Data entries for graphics
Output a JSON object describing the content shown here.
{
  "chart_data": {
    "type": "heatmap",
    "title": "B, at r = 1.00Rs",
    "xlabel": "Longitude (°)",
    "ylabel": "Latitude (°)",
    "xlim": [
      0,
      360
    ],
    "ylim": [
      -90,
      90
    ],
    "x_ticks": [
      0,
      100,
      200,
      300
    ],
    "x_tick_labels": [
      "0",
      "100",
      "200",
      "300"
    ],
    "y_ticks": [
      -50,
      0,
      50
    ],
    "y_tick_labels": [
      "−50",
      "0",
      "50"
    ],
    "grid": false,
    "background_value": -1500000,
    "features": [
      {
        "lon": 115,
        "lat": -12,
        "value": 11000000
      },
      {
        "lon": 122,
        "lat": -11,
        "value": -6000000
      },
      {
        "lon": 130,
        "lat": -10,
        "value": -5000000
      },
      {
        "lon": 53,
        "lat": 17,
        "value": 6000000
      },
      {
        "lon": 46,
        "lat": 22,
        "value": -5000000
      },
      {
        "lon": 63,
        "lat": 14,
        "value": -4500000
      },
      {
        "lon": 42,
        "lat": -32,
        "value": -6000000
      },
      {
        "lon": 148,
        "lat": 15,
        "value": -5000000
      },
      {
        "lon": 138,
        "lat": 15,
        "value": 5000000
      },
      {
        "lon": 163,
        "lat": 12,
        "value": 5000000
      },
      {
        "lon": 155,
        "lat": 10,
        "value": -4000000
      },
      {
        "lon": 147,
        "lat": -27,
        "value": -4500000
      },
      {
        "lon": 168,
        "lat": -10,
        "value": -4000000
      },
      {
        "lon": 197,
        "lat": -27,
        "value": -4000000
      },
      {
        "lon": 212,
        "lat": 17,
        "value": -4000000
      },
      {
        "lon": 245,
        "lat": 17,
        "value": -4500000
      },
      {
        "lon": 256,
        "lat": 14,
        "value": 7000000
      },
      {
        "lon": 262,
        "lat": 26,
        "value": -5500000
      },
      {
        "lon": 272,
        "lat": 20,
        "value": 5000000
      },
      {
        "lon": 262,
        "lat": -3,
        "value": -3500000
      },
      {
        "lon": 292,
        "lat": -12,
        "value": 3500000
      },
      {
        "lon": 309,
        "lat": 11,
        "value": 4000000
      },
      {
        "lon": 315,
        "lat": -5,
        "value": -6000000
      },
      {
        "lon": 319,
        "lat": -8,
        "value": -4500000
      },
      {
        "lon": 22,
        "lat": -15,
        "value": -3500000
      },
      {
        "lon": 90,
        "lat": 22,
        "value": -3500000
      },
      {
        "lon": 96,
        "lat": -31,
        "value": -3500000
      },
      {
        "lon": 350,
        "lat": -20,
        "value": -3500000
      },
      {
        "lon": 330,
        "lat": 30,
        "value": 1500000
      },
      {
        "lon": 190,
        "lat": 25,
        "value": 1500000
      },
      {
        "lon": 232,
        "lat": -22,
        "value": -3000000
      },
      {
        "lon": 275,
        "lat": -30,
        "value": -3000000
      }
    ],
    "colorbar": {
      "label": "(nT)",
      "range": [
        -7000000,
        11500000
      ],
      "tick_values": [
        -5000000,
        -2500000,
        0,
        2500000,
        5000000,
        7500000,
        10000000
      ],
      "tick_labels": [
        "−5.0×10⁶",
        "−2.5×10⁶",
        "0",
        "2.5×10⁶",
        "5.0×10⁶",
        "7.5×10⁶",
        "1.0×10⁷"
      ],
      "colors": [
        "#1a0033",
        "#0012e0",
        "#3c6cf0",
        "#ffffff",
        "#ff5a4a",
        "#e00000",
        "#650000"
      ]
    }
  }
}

== WHAT THE EXERCISE ASKS ==
From the records above, please extract every line and repeat it exactly.

== REPLY ==
Output a JSON object describing the content shown here.
{
  "chart_data": {
    "type": "heatmap",
    "title": "B, at r = 1.00Rs",
    "xlabel": "Longitude (°)",
    "ylabel": "Latitude (°)",
    "xlim": [
      0,
      360
    ],
    "ylim": [
      -90,
      90
    ],
    "x_ticks": [
      0,
      100,
      200,
      300
    ],
    "x_tick_labels": [
      "0",
      "100",
      "200",
      "300"
    ],
    "y_ticks": [
      -50,
      0,
      50
    ],
    "y_tick_labels": [
      "−50",
      "0",
      "50"
    ],
    "grid": false,
    "background_value": -1500000,
    "features": [
      {
        "lon": 115,
        "lat": -12,
        "value": 11000000
      },
      {
        "lon": 122,
        "lat": -11,
        "value": -6000000
      },
      {
        "lon": 130,
        "lat": -10,
        "value": -5000000
      },
      {
        "lon": 53,
        "lat": 17,
        "value": 6000000
      },
      {
        "lon": 46,
        "lat": 22,
        "value": -5000000
      },
      {
        "lon": 63,
        "lat": 14,
        "value": -4500000
      },
      {
        "lon": 42,
        "lat": -32,
        "value": -6000000
      },
      {
        "lon": 148,
        "lat": 15,
        "value": -5000000
      },
      {
        "lon": 138,
        "lat": 15,
        "value": 5000000
      },
      {
        "lon": 163,
        "lat": 12,
        "value": 5000000
      },
      {
        "lon": 155,
        "lat": 10,
        "value": -4000000
      },
      {
        "lon": 147,
        "lat": -27,
        "value": -4500000
      },
      {
        "lon": 168,
        "lat": -10,
        "value": -4000000
      },
      {
        "lon": 197,
        "lat": -27,
        "value": -4000000
      },
      {
        "lon": 212,
        "lat": 17,
        "value": -4000000
      },
      {
        "lon": 245,
        "lat": 17,
        "value": -4500000
      },
      {
        "lon": 256,
        "lat": 14,
        "value": 7000000
      },
      {
        "lon": 262,
        "lat": 26,
        "value": -5500000
      },
      {
        "lon": 272,
        "lat": 20,
        "value": 5000000
      },
      {
        "lon": 262,
        "lat": -3,
        "value": -3500000
      },
      {
        "lon": 292,
        "lat": -12,
        "value": 3500000
      },
      {
        "lon": 309,
        "lat": 11,
        "value": 4000000
      },
      {
        "lon": 315,
        "lat": -5,
        "value": -6000000
      },
      {
        "lon": 319,
        "lat": -8,
        "value": -4500000
      },
      {
        "lon": 22,
        "lat": -15,
        "value": -3500000
      },
      {
        "lon": 90,
        "lat": 22,
        "value": -3500000
      },
      {
        "lon": 96,
        "lat": -31,
        "value": -3500000
      },
      {
        "lon": 350,
        "lat": -20,
        "value": -3500000
      },
      {
        "lon": 330,
        "lat": 30,
        "value": 1500000
      },
      {
        "lon": 190,
        "lat": 25,
        "value": 1500000
      },
      {
        "lon": 232,
        "lat": -22,
        "value": -3000000
      },
      {
        "lon": 275,
        "lat": -30,
        "value": -3000000
      }
    ],
    "colorbar": {
      "label": "(nT)",
      "range": [
        -7000000,
        11500000
      ],
      "tick_values": [
        -5000000,
        -2500000,
        0,
        2500000,
        5000000,
        7500000,
        10000000
      ],
      "tick_labels": [
        "−5.0×10⁶",
        "−2.5×10⁶",
        "0",
        "2.5×10⁶",
        "5.0×10⁶",
        "7.5×10⁶",
        "1.0×10⁷"
      ],
      "colors": [
        "#1a0033",
        "#0012e0",
        "#3c6cf0",
        "#ffffff",
        "#ff5a4a",
        "#e00000",
        "#650000"
      ]
    }
  }
}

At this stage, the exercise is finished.